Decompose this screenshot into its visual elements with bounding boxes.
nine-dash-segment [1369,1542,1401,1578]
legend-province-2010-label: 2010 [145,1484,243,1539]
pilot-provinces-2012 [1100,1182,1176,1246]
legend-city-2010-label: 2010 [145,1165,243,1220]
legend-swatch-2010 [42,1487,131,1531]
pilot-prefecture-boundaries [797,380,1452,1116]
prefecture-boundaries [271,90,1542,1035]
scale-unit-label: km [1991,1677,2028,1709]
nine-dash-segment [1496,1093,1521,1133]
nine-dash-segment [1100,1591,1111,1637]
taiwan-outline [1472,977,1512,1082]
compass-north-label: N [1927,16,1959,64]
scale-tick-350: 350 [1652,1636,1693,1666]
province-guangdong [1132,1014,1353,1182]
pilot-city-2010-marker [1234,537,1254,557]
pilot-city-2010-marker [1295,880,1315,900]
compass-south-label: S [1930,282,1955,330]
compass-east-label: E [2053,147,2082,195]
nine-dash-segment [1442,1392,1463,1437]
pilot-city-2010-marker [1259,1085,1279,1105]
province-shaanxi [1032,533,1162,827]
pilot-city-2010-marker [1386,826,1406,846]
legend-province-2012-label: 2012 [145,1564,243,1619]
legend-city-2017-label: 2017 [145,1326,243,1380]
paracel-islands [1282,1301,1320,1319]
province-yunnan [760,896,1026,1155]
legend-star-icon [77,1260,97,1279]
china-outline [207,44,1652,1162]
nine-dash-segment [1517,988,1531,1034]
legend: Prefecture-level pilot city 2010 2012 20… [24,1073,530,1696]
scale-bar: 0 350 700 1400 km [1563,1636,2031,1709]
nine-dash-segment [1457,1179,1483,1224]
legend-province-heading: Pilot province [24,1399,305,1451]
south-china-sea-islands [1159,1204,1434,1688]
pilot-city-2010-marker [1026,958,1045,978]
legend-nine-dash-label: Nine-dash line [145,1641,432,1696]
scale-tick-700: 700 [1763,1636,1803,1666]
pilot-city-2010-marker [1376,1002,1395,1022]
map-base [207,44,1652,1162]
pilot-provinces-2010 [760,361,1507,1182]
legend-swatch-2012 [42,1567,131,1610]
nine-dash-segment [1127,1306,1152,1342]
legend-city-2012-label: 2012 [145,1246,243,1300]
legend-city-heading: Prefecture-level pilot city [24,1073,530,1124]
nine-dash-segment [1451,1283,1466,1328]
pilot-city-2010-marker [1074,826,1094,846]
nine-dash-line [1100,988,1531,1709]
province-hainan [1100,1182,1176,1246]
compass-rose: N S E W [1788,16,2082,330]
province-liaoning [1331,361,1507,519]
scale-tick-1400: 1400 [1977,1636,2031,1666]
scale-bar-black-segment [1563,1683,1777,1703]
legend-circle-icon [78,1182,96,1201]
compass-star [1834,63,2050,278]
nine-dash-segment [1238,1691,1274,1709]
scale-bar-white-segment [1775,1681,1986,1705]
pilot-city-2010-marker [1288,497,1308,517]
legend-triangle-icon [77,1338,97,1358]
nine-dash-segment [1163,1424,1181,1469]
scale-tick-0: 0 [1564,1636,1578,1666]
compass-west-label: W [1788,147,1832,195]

Task instructions → Return every line of the entries above unchanged, in their original order.

Response →
Decompose this screenshot into its visual elements with bounding boxes.
nine-dash-segment [1369,1542,1401,1578]
legend-province-2010-label: 2010 [145,1484,243,1539]
pilot-provinces-2012 [1100,1182,1176,1246]
legend-city-2010-label: 2010 [145,1165,243,1220]
legend-swatch-2010 [42,1487,131,1531]
pilot-prefecture-boundaries [797,380,1452,1116]
prefecture-boundaries [271,90,1542,1035]
scale-unit-label: km [1991,1677,2028,1709]
nine-dash-segment [1496,1093,1521,1133]
nine-dash-segment [1100,1591,1111,1637]
taiwan-outline [1472,977,1512,1082]
compass-north-label: N [1927,16,1959,64]
scale-tick-350: 350 [1652,1636,1693,1666]
province-guangdong [1132,1014,1353,1182]
pilot-city-2010-marker [1234,537,1254,557]
pilot-city-2010-marker [1295,880,1315,900]
compass-south-label: S [1930,282,1955,330]
compass-east-label: E [2053,147,2082,195]
nine-dash-segment [1442,1392,1463,1437]
pilot-city-2010-marker [1259,1085,1279,1105]
province-shaanxi [1032,533,1162,827]
pilot-city-2010-marker [1386,826,1406,846]
legend-province-2012-label: 2012 [145,1564,243,1619]
legend-city-2017-label: 2017 [145,1326,243,1380]
paracel-islands [1282,1301,1320,1319]
province-yunnan [760,896,1026,1155]
legend-star-icon [77,1260,97,1279]
china-outline [207,44,1652,1162]
nine-dash-segment [1517,988,1531,1034]
legend: Prefecture-level pilot city 2010 2012 20… [24,1073,530,1696]
scale-bar: 0 350 700 1400 km [1563,1636,2031,1709]
nine-dash-segment [1457,1179,1483,1224]
legend-province-heading: Pilot province [24,1399,305,1451]
south-china-sea-islands [1159,1204,1434,1688]
pilot-city-2010-marker [1026,958,1045,978]
legend-nine-dash-label: Nine-dash line [145,1641,432,1696]
scale-tick-700: 700 [1763,1636,1803,1666]
pilot-city-2010-marker [1376,1002,1395,1022]
map-base [207,44,1652,1162]
pilot-provinces-2010 [760,361,1507,1182]
legend-swatch-2012 [42,1567,131,1610]
nine-dash-segment [1127,1306,1152,1342]
legend-city-2012-label: 2012 [145,1246,243,1300]
legend-city-heading: Prefecture-level pilot city [24,1073,530,1124]
nine-dash-segment [1451,1283,1466,1328]
pilot-city-2010-marker [1074,826,1094,846]
nine-dash-line [1100,988,1531,1709]
province-hainan [1100,1182,1176,1246]
compass-rose: N S E W [1788,16,2082,330]
province-liaoning [1331,361,1507,519]
scale-tick-1400: 1400 [1977,1636,2031,1666]
scale-bar-black-segment [1563,1683,1777,1703]
legend-circle-icon [78,1182,96,1201]
compass-star [1834,63,2050,278]
nine-dash-segment [1238,1691,1274,1709]
scale-bar-white-segment [1775,1681,1986,1705]
pilot-city-2010-marker [1288,497,1308,517]
legend-triangle-icon [77,1338,97,1358]
nine-dash-segment [1163,1424,1181,1469]
scale-tick-0: 0 [1564,1636,1578,1666]
compass-west-label: W [1788,147,1832,195]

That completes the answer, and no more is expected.